> PROBLEM: Within the data that follows, how many lines carry the string "speech"? Give the number alone.

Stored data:
# # # #

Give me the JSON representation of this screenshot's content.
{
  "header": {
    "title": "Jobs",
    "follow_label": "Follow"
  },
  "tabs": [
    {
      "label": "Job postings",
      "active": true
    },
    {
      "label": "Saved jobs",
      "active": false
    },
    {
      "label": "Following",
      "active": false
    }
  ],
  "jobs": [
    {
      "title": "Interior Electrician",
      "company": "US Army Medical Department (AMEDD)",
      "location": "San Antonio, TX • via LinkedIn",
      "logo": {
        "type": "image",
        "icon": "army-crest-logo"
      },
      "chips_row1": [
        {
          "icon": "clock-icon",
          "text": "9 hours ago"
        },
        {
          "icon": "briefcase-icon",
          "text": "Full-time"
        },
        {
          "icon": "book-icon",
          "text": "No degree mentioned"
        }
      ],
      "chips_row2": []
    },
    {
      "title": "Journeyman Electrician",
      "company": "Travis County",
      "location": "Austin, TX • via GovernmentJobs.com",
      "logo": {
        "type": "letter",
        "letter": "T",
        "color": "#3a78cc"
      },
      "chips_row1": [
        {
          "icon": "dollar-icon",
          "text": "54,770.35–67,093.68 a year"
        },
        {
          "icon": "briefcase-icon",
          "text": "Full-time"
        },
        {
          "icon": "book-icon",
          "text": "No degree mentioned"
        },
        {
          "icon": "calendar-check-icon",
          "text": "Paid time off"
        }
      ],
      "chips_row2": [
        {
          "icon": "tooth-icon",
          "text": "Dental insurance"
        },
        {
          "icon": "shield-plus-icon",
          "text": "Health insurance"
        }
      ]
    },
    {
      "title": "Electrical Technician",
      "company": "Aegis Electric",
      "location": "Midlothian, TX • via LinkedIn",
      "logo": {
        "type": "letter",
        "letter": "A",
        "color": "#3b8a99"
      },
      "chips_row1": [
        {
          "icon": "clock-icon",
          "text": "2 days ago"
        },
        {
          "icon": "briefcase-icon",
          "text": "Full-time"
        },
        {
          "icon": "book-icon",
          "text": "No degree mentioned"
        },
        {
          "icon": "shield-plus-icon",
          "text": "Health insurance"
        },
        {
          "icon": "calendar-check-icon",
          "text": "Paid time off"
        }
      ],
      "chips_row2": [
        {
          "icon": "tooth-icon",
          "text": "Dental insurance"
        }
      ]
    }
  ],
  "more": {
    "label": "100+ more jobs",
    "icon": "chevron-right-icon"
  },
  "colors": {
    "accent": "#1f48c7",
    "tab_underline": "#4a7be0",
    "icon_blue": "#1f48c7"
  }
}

# # # #

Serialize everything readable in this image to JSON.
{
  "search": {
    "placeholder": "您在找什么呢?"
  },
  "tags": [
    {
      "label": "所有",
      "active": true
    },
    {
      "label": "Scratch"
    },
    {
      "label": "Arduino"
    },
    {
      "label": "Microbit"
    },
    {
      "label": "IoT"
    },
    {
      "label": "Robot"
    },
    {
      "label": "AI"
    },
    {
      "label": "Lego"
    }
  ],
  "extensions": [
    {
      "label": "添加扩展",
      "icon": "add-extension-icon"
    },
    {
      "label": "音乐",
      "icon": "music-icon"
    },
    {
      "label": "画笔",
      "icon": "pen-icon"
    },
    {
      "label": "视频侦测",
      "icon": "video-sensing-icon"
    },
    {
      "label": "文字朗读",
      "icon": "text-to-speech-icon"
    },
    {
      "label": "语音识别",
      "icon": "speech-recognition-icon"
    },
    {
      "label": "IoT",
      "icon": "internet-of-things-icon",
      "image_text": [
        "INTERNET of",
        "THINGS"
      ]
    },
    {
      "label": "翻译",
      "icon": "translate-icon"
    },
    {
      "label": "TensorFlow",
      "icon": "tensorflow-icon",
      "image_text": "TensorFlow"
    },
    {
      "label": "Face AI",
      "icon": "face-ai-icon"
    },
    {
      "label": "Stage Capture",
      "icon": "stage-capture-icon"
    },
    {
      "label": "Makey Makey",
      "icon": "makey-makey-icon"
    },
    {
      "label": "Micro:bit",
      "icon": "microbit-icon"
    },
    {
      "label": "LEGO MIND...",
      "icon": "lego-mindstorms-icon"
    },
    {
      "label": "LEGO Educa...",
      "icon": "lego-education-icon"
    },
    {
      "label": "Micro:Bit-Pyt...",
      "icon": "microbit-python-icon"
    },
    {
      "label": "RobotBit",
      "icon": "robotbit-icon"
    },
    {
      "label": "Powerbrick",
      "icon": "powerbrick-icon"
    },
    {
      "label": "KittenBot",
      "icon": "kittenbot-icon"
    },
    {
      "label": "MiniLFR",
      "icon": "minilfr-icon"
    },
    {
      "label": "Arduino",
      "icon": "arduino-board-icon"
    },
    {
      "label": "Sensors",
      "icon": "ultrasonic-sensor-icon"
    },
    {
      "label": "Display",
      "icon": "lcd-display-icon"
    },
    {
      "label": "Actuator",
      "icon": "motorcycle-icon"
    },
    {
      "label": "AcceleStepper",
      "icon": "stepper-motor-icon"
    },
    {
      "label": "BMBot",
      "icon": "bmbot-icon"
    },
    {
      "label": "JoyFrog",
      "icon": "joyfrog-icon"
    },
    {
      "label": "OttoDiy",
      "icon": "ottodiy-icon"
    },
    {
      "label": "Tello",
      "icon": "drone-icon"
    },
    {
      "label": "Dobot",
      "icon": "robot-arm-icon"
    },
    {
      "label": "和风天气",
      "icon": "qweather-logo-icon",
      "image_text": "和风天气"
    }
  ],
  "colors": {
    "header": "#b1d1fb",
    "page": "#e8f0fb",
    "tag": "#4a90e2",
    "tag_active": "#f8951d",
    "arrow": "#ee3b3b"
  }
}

# # # #

> EXPECTED ANSWER: 2